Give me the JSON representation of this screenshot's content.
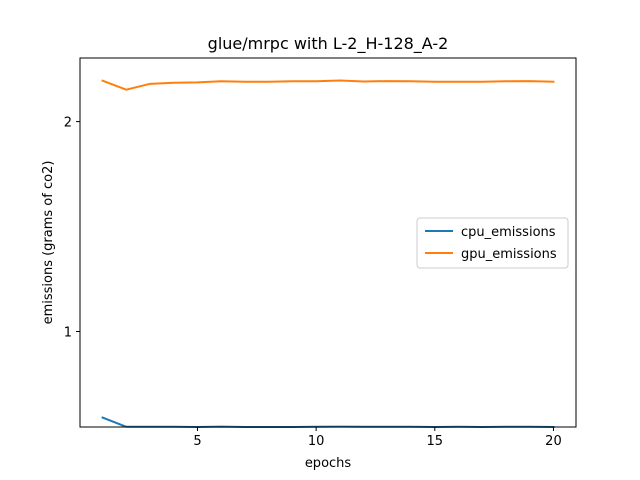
{
  "chart_data": {
    "type": "line",
    "title": "glue/mrpc with L-2_H-128_A-2",
    "xlabel": "epochs",
    "ylabel": "emissions (grams of co2)",
    "x": [
      1,
      2,
      3,
      4,
      5,
      6,
      7,
      8,
      9,
      10,
      11,
      12,
      13,
      14,
      15,
      16,
      17,
      18,
      19,
      20
    ],
    "xlim": [
      0.05,
      20.95
    ],
    "ylim": [
      0.545,
      2.303
    ],
    "xticks": [
      5,
      10,
      15,
      20
    ],
    "yticks": [
      1,
      2
    ],
    "grid": false,
    "legend_position": "center-right",
    "series": [
      {
        "name": "cpu_emissions",
        "color": "#1f77b4",
        "values": [
          0.59,
          0.546,
          0.546,
          0.546,
          0.545,
          0.547,
          0.545,
          0.545,
          0.545,
          0.546,
          0.547,
          0.546,
          0.546,
          0.546,
          0.545,
          0.546,
          0.545,
          0.546,
          0.546,
          0.545
        ]
      },
      {
        "name": "gpu_emissions",
        "color": "#ff7f0e",
        "values": [
          2.195,
          2.152,
          2.18,
          2.185,
          2.187,
          2.192,
          2.19,
          2.19,
          2.192,
          2.192,
          2.196,
          2.191,
          2.193,
          2.192,
          2.19,
          2.19,
          2.19,
          2.192,
          2.193,
          2.19
        ]
      }
    ]
  }
}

------------------------------------------------------------------------

### Work required
Show each line in the entries that holds the string "name".

### Complete response
        "name": "cpu_emissions",
        "name": "gpu_emissions",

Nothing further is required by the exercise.